REQUIRED WORK ->
Which lines contain the word "progrès"? Return each of them as written.

SUPPLIED DATA ->
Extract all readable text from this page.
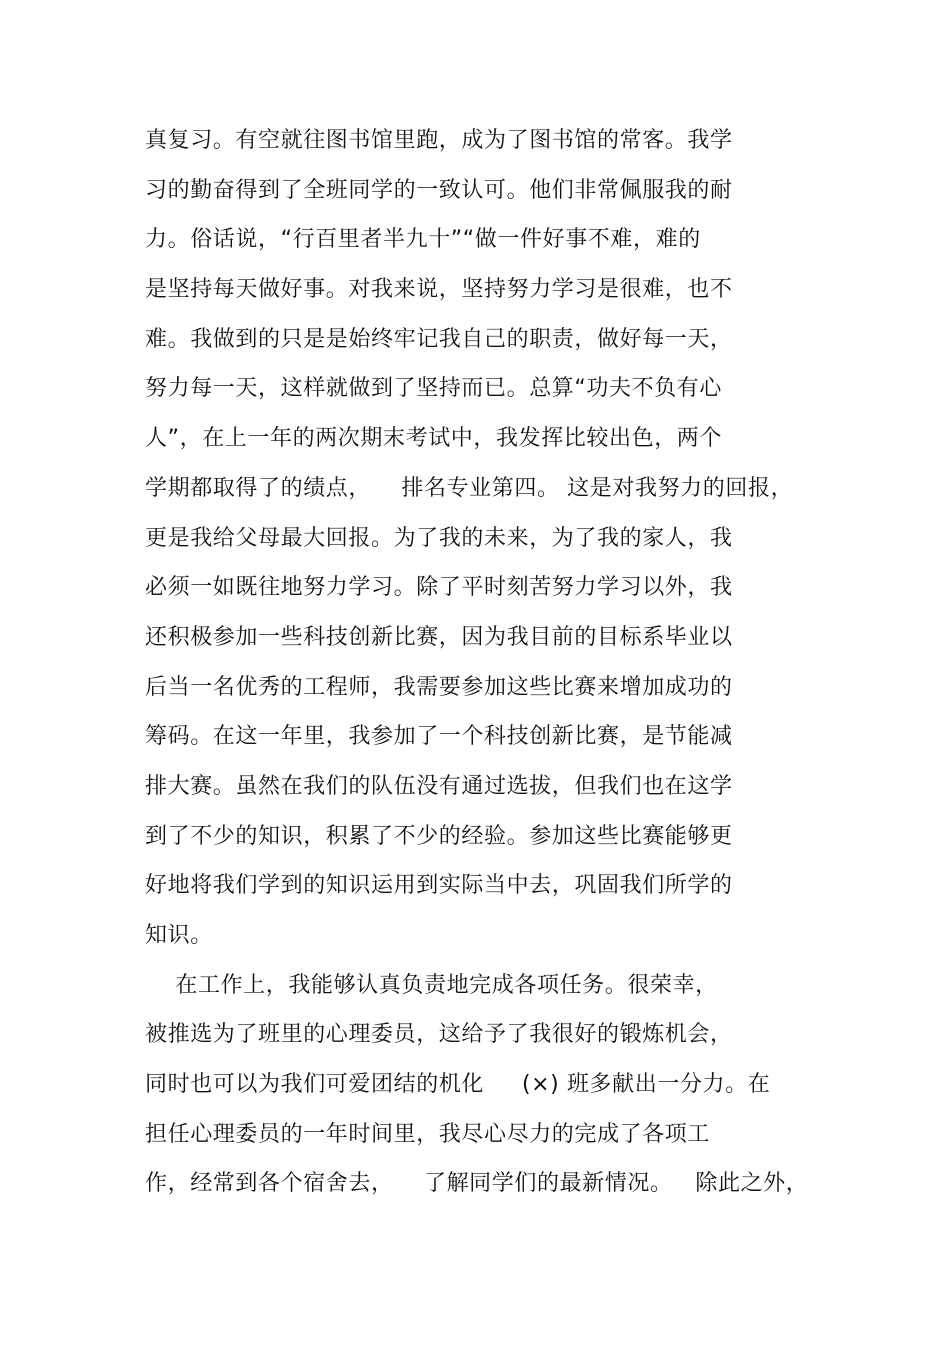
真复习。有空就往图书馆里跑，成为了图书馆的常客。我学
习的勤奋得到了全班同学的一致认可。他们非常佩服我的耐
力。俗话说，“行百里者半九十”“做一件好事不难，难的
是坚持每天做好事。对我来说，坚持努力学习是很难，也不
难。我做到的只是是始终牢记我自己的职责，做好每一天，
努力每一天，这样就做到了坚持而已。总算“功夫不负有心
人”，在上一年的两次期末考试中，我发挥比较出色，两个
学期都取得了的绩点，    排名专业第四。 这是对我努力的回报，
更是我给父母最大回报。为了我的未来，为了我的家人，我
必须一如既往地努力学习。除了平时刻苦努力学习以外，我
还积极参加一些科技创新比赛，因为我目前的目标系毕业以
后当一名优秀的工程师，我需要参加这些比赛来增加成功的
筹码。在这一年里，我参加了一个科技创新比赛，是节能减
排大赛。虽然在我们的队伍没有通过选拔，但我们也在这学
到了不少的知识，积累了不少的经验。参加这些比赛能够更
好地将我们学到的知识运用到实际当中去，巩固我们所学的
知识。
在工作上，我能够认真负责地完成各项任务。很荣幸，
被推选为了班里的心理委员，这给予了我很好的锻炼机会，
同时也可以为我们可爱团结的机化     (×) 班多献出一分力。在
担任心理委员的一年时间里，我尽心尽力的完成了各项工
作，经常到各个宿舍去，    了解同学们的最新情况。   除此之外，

* * *

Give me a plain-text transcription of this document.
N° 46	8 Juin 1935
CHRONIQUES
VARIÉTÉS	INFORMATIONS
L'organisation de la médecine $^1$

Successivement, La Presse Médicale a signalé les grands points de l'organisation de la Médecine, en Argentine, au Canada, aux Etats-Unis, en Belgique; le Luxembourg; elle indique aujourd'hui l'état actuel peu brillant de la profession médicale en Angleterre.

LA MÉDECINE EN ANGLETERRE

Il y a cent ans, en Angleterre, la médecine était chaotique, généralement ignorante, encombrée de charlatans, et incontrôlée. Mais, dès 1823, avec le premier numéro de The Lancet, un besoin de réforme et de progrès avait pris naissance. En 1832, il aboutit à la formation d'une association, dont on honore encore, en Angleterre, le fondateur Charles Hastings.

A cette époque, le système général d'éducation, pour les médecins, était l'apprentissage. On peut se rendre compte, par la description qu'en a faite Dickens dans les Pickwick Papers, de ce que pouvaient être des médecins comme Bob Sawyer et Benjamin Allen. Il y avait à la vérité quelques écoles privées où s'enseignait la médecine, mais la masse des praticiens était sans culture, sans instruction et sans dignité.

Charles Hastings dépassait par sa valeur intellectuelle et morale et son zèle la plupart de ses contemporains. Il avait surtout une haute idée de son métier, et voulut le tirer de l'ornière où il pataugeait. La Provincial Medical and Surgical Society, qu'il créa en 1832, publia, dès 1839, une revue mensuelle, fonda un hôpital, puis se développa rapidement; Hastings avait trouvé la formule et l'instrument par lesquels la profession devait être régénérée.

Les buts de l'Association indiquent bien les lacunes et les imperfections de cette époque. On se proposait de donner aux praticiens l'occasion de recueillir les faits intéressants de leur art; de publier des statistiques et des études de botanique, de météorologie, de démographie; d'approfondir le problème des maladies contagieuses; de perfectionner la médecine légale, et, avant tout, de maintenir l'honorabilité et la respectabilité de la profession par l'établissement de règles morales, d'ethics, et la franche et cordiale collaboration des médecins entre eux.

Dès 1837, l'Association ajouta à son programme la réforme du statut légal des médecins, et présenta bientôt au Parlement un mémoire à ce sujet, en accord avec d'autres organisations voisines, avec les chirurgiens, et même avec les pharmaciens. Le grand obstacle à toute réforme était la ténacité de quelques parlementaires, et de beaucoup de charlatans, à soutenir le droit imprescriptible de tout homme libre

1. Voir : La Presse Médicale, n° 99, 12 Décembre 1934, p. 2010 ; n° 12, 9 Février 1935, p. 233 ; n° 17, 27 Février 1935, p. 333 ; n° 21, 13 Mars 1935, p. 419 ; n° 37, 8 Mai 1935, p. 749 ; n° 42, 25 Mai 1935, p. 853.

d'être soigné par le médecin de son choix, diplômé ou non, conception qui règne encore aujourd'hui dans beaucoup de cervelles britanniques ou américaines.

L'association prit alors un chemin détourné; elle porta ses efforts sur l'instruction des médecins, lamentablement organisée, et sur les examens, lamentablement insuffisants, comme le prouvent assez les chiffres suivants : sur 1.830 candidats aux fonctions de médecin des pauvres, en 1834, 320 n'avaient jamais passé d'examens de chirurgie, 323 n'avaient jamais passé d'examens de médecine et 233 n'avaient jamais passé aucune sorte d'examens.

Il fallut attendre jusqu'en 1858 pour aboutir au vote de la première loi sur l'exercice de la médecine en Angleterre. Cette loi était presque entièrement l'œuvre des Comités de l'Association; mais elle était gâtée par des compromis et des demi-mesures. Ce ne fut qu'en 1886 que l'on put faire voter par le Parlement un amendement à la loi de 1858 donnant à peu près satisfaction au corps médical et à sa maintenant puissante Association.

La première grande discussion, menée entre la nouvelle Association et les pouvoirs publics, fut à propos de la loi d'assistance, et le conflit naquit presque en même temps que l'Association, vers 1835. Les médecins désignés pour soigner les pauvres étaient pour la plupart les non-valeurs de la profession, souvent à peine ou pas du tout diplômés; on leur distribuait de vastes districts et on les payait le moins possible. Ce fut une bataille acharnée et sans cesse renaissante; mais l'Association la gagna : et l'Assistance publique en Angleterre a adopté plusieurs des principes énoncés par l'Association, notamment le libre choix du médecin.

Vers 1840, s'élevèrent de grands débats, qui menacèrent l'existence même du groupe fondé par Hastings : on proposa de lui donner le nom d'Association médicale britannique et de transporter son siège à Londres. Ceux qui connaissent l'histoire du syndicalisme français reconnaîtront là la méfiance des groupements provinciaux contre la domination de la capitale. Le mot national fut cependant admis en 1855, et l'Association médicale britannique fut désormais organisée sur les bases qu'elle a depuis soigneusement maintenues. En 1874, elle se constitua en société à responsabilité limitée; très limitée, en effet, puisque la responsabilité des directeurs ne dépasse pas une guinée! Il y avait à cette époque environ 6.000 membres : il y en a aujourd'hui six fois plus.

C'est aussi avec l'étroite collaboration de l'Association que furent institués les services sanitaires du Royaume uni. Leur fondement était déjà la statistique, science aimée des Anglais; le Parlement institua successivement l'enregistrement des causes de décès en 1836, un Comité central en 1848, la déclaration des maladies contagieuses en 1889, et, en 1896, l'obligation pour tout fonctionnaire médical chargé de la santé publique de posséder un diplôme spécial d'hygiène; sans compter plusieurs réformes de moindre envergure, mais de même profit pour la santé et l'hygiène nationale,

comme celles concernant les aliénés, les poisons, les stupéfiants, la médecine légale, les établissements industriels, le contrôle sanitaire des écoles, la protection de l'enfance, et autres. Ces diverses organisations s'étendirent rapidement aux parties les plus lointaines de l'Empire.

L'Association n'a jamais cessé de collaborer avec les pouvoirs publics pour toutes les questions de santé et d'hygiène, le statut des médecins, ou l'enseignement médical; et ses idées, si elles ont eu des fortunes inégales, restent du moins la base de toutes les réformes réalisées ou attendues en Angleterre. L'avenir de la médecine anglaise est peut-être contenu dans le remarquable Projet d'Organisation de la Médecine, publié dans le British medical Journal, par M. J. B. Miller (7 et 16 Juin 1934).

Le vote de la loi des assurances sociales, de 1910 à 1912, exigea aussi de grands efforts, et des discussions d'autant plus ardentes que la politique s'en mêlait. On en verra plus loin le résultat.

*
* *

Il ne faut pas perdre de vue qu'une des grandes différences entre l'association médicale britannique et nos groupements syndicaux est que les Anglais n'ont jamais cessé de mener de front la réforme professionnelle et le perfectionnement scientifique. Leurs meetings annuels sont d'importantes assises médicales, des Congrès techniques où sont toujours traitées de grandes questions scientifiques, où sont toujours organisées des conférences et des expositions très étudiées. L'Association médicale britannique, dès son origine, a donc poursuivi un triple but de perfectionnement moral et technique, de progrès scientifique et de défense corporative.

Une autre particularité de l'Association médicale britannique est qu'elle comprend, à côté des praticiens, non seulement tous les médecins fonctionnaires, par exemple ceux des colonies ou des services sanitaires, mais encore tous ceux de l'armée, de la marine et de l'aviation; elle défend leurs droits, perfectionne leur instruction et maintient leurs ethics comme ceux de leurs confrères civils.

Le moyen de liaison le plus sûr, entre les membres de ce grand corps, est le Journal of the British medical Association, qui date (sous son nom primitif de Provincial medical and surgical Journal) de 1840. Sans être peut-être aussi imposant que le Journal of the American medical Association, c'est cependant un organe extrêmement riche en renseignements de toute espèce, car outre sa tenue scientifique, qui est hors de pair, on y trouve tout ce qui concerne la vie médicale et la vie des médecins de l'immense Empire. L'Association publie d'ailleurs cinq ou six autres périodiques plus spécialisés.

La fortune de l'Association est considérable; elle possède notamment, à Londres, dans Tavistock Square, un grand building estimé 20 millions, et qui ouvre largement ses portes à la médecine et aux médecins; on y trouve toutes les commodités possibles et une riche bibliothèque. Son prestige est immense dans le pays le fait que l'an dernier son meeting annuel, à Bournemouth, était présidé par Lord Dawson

PROBLEM SOLUTION ->
Il y a cent ans, en Angleterre, la médecine était chaotique, généralement ignorante, encombrée de charlatans, et incontrôlée. Mais, dès 1823, avec le premier numéro de The Lancet, un besoin de réforme et de progrès avait pris naissance. En 1832, il aboutit à la formation d'une association, dont on honore encore, en Angleterre, le fondateur Charles Hastings.
Il ne faut pas perdre de vue qu'une des grandes différences entre l'association médicale britannique et nos groupements syndicaux est que les Anglais n'ont jamais cessé de mener de front la réforme professionnelle et le perfectionnement scientifique. Leurs meetings annuels sont d'importantes assises médicales, des Congrès techniques où sont toujours traitées de grandes questions scientifiques, où sont toujours organisées des conférences et des expositions très étudiées. L'Association médicale britannique, dès son origine, a donc poursuivi un triple but de perfectionnement moral et technique, de progrès scientifique et de défense corporative.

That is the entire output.